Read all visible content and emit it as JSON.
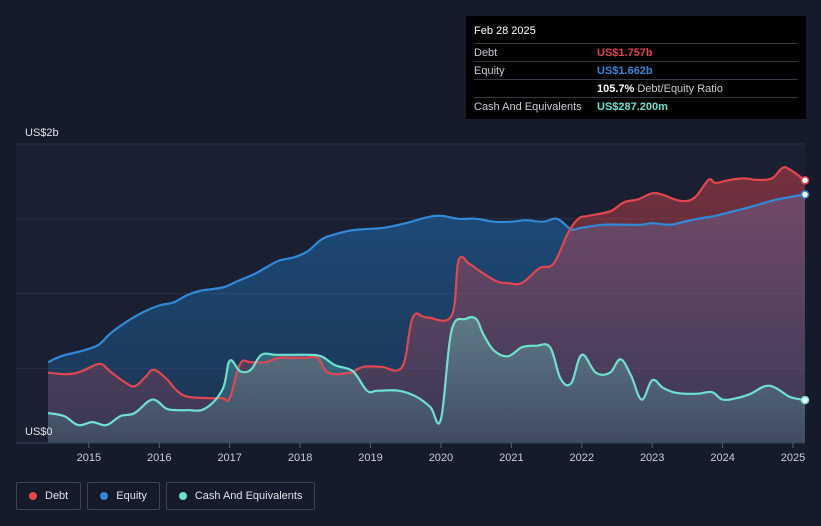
{
  "colors": {
    "debt": "#e2464f",
    "equity": "#2f8ad8",
    "cash": "#6ee0cf",
    "grid": "#2a3140",
    "background": "#151b2b"
  },
  "tooltip": {
    "date": "Feb 28 2025",
    "rows": [
      {
        "label": "Debt",
        "value": "US$1.757b"
      },
      {
        "label": "Equity",
        "value": "US$1.662b"
      },
      {
        "label": "",
        "value": "105.7%",
        "suffix": "Debt/Equity Ratio"
      },
      {
        "label": "Cash And Equivalents",
        "value": "US$287.200m"
      }
    ]
  },
  "legend": [
    {
      "label": "Debt"
    },
    {
      "label": "Equity"
    },
    {
      "label": "Cash And Equivalents"
    }
  ],
  "chart_data": {
    "type": "area",
    "title": "",
    "xlabel": "",
    "ylabel": "",
    "y_tick_labels": [
      {
        "value": 2.0,
        "label": "US$2b"
      },
      {
        "value": 0,
        "label": "US$0"
      }
    ],
    "ylim": [
      0,
      2.0
    ],
    "xlim": [
      2014.42,
      2025.17
    ],
    "x_ticks": [
      2015,
      2016,
      2017,
      2018,
      2019,
      2020,
      2021,
      2022,
      2023,
      2024,
      2025
    ],
    "grid": "horizontal",
    "legend_position": "bottom-left",
    "series": [
      {
        "name": "Debt",
        "x": [
          2014.42,
          2014.7,
          2014.9,
          2015.15,
          2015.3,
          2015.5,
          2015.65,
          2015.8,
          2015.92,
          2016.1,
          2016.25,
          2016.4,
          2016.7,
          2016.9,
          2017.0,
          2017.15,
          2017.3,
          2017.5,
          2017.7,
          2017.9,
          2018.1,
          2018.25,
          2018.4,
          2018.7,
          2018.9,
          2019.15,
          2019.45,
          2019.6,
          2019.8,
          2020.15,
          2020.25,
          2020.4,
          2020.55,
          2020.8,
          2020.95,
          2021.15,
          2021.4,
          2021.6,
          2021.8,
          2021.95,
          2022.1,
          2022.4,
          2022.6,
          2022.8,
          2023.0,
          2023.15,
          2023.4,
          2023.6,
          2023.8,
          2023.9,
          2024.1,
          2024.3,
          2024.5,
          2024.7,
          2024.85,
          2024.95,
          2025.17
        ],
        "values": [
          0.47,
          0.46,
          0.48,
          0.53,
          0.48,
          0.41,
          0.38,
          0.44,
          0.49,
          0.43,
          0.35,
          0.31,
          0.3,
          0.3,
          0.3,
          0.53,
          0.54,
          0.54,
          0.57,
          0.57,
          0.57,
          0.57,
          0.47,
          0.47,
          0.51,
          0.51,
          0.51,
          0.84,
          0.84,
          0.85,
          1.22,
          1.2,
          1.15,
          1.08,
          1.07,
          1.07,
          1.17,
          1.2,
          1.4,
          1.5,
          1.52,
          1.55,
          1.61,
          1.63,
          1.67,
          1.66,
          1.62,
          1.64,
          1.76,
          1.74,
          1.76,
          1.77,
          1.76,
          1.77,
          1.84,
          1.83,
          1.757
        ]
      },
      {
        "name": "Equity",
        "x": [
          2014.42,
          2014.6,
          2014.85,
          2015.0,
          2015.15,
          2015.3,
          2015.5,
          2015.75,
          2016.0,
          2016.2,
          2016.4,
          2016.6,
          2016.9,
          2017.1,
          2017.35,
          2017.5,
          2017.7,
          2017.9,
          2018.1,
          2018.3,
          2018.45,
          2018.7,
          2018.9,
          2019.2,
          2019.5,
          2019.8,
          2020.0,
          2020.25,
          2020.5,
          2020.75,
          2021.0,
          2021.2,
          2021.45,
          2021.65,
          2021.85,
          2022.0,
          2022.3,
          2022.6,
          2022.85,
          2023.0,
          2023.25,
          2023.45,
          2023.65,
          2023.9,
          2024.15,
          2024.4,
          2024.7,
          2024.95,
          2025.17
        ],
        "values": [
          0.54,
          0.58,
          0.61,
          0.63,
          0.66,
          0.73,
          0.8,
          0.87,
          0.92,
          0.94,
          0.99,
          1.02,
          1.04,
          1.08,
          1.13,
          1.17,
          1.22,
          1.24,
          1.28,
          1.36,
          1.39,
          1.42,
          1.43,
          1.44,
          1.47,
          1.51,
          1.52,
          1.5,
          1.5,
          1.48,
          1.48,
          1.49,
          1.48,
          1.5,
          1.43,
          1.44,
          1.46,
          1.46,
          1.46,
          1.47,
          1.46,
          1.48,
          1.5,
          1.52,
          1.55,
          1.58,
          1.62,
          1.645,
          1.662
        ]
      },
      {
        "name": "Cash And Equivalents",
        "x": [
          2014.42,
          2014.65,
          2014.85,
          2015.05,
          2015.25,
          2015.45,
          2015.65,
          2015.9,
          2016.1,
          2016.25,
          2016.4,
          2016.65,
          2016.9,
          2017.0,
          2017.15,
          2017.3,
          2017.45,
          2017.65,
          2017.9,
          2018.1,
          2018.3,
          2018.5,
          2018.75,
          2018.95,
          2019.1,
          2019.4,
          2019.65,
          2019.85,
          2020.0,
          2020.15,
          2020.35,
          2020.5,
          2020.6,
          2020.75,
          2020.95,
          2021.15,
          2021.35,
          2021.55,
          2021.7,
          2021.85,
          2022.0,
          2022.2,
          2022.4,
          2022.55,
          2022.7,
          2022.85,
          2023.0,
          2023.15,
          2023.3,
          2023.45,
          2023.65,
          2023.85,
          2024.0,
          2024.2,
          2024.4,
          2024.6,
          2024.75,
          2024.95,
          2025.17
        ],
        "values": [
          0.2,
          0.18,
          0.12,
          0.14,
          0.12,
          0.18,
          0.2,
          0.29,
          0.23,
          0.22,
          0.22,
          0.23,
          0.36,
          0.55,
          0.48,
          0.49,
          0.59,
          0.59,
          0.59,
          0.59,
          0.58,
          0.52,
          0.48,
          0.35,
          0.35,
          0.35,
          0.31,
          0.24,
          0.16,
          0.75,
          0.83,
          0.83,
          0.73,
          0.62,
          0.58,
          0.64,
          0.65,
          0.64,
          0.43,
          0.4,
          0.59,
          0.47,
          0.47,
          0.56,
          0.45,
          0.29,
          0.42,
          0.37,
          0.34,
          0.33,
          0.33,
          0.34,
          0.29,
          0.3,
          0.33,
          0.38,
          0.37,
          0.31,
          0.2872
        ]
      }
    ]
  }
}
※ ※ ※
__What to do__. Pictures don't belong in the copy. Restate all the entries exactly.

__Exercise solution__.
Read all visible content and emit it as JSON.
{
  "colors": {
    "debt": "#e2464f",
    "equity": "#2f8ad8",
    "cash": "#6ee0cf",
    "grid": "#2a3140",
    "background": "#151b2b"
  },
  "tooltip": {
    "date": "Feb 28 2025",
    "rows": [
      {
        "label": "Debt",
        "value": "US$1.757b"
      },
      {
        "label": "Equity",
        "value": "US$1.662b"
      },
      {
        "label": "",
        "value": "105.7%",
        "suffix": "Debt/Equity Ratio"
      },
      {
        "label": "Cash And Equivalents",
        "value": "US$287.200m"
      }
    ]
  },
  "legend": [
    {
      "label": "Debt"
    },
    {
      "label": "Equity"
    },
    {
      "label": "Cash And Equivalents"
    }
  ],
  "chart_data": {
    "type": "area",
    "title": "",
    "xlabel": "",
    "ylabel": "",
    "y_tick_labels": [
      {
        "value": 2.0,
        "label": "US$2b"
      },
      {
        "value": 0,
        "label": "US$0"
      }
    ],
    "ylim": [
      0,
      2.0
    ],
    "xlim": [
      2014.42,
      2025.17
    ],
    "x_ticks": [
      2015,
      2016,
      2017,
      2018,
      2019,
      2020,
      2021,
      2022,
      2023,
      2024,
      2025
    ],
    "grid": "horizontal",
    "legend_position": "bottom-left",
    "series": [
      {
        "name": "Debt",
        "x": [
          2014.42,
          2014.7,
          2014.9,
          2015.15,
          2015.3,
          2015.5,
          2015.65,
          2015.8,
          2015.92,
          2016.1,
          2016.25,
          2016.4,
          2016.7,
          2016.9,
          2017.0,
          2017.15,
          2017.3,
          2017.5,
          2017.7,
          2017.9,
          2018.1,
          2018.25,
          2018.4,
          2018.7,
          2018.9,
          2019.15,
          2019.45,
          2019.6,
          2019.8,
          2020.15,
          2020.25,
          2020.4,
          2020.55,
          2020.8,
          2020.95,
          2021.15,
          2021.4,
          2021.6,
          2021.8,
          2021.95,
          2022.1,
          2022.4,
          2022.6,
          2022.8,
          2023.0,
          2023.15,
          2023.4,
          2023.6,
          2023.8,
          2023.9,
          2024.1,
          2024.3,
          2024.5,
          2024.7,
          2024.85,
          2024.95,
          2025.17
        ],
        "values": [
          0.47,
          0.46,
          0.48,
          0.53,
          0.48,
          0.41,
          0.38,
          0.44,
          0.49,
          0.43,
          0.35,
          0.31,
          0.3,
          0.3,
          0.3,
          0.53,
          0.54,
          0.54,
          0.57,
          0.57,
          0.57,
          0.57,
          0.47,
          0.47,
          0.51,
          0.51,
          0.51,
          0.84,
          0.84,
          0.85,
          1.22,
          1.2,
          1.15,
          1.08,
          1.07,
          1.07,
          1.17,
          1.2,
          1.4,
          1.5,
          1.52,
          1.55,
          1.61,
          1.63,
          1.67,
          1.66,
          1.62,
          1.64,
          1.76,
          1.74,
          1.76,
          1.77,
          1.76,
          1.77,
          1.84,
          1.83,
          1.757
        ]
      },
      {
        "name": "Equity",
        "x": [
          2014.42,
          2014.6,
          2014.85,
          2015.0,
          2015.15,
          2015.3,
          2015.5,
          2015.75,
          2016.0,
          2016.2,
          2016.4,
          2016.6,
          2016.9,
          2017.1,
          2017.35,
          2017.5,
          2017.7,
          2017.9,
          2018.1,
          2018.3,
          2018.45,
          2018.7,
          2018.9,
          2019.2,
          2019.5,
          2019.8,
          2020.0,
          2020.25,
          2020.5,
          2020.75,
          2021.0,
          2021.2,
          2021.45,
          2021.65,
          2021.85,
          2022.0,
          2022.3,
          2022.6,
          2022.85,
          2023.0,
          2023.25,
          2023.45,
          2023.65,
          2023.9,
          2024.15,
          2024.4,
          2024.7,
          2024.95,
          2025.17
        ],
        "values": [
          0.54,
          0.58,
          0.61,
          0.63,
          0.66,
          0.73,
          0.8,
          0.87,
          0.92,
          0.94,
          0.99,
          1.02,
          1.04,
          1.08,
          1.13,
          1.17,
          1.22,
          1.24,
          1.28,
          1.36,
          1.39,
          1.42,
          1.43,
          1.44,
          1.47,
          1.51,
          1.52,
          1.5,
          1.5,
          1.48,
          1.48,
          1.49,
          1.48,
          1.5,
          1.43,
          1.44,
          1.46,
          1.46,
          1.46,
          1.47,
          1.46,
          1.48,
          1.5,
          1.52,
          1.55,
          1.58,
          1.62,
          1.645,
          1.662
        ]
      },
      {
        "name": "Cash And Equivalents",
        "x": [
          2014.42,
          2014.65,
          2014.85,
          2015.05,
          2015.25,
          2015.45,
          2015.65,
          2015.9,
          2016.1,
          2016.25,
          2016.4,
          2016.65,
          2016.9,
          2017.0,
          2017.15,
          2017.3,
          2017.45,
          2017.65,
          2017.9,
          2018.1,
          2018.3,
          2018.5,
          2018.75,
          2018.95,
          2019.1,
          2019.4,
          2019.65,
          2019.85,
          2020.0,
          2020.15,
          2020.35,
          2020.5,
          2020.6,
          2020.75,
          2020.95,
          2021.15,
          2021.35,
          2021.55,
          2021.7,
          2021.85,
          2022.0,
          2022.2,
          2022.4,
          2022.55,
          2022.7,
          2022.85,
          2023.0,
          2023.15,
          2023.3,
          2023.45,
          2023.65,
          2023.85,
          2024.0,
          2024.2,
          2024.4,
          2024.6,
          2024.75,
          2024.95,
          2025.17
        ],
        "values": [
          0.2,
          0.18,
          0.12,
          0.14,
          0.12,
          0.18,
          0.2,
          0.29,
          0.23,
          0.22,
          0.22,
          0.23,
          0.36,
          0.55,
          0.48,
          0.49,
          0.59,
          0.59,
          0.59,
          0.59,
          0.58,
          0.52,
          0.48,
          0.35,
          0.35,
          0.35,
          0.31,
          0.24,
          0.16,
          0.75,
          0.83,
          0.83,
          0.73,
          0.62,
          0.58,
          0.64,
          0.65,
          0.64,
          0.43,
          0.4,
          0.59,
          0.47,
          0.47,
          0.56,
          0.45,
          0.29,
          0.42,
          0.37,
          0.34,
          0.33,
          0.33,
          0.34,
          0.29,
          0.3,
          0.33,
          0.38,
          0.37,
          0.31,
          0.2872
        ]
      }
    ]
  }
}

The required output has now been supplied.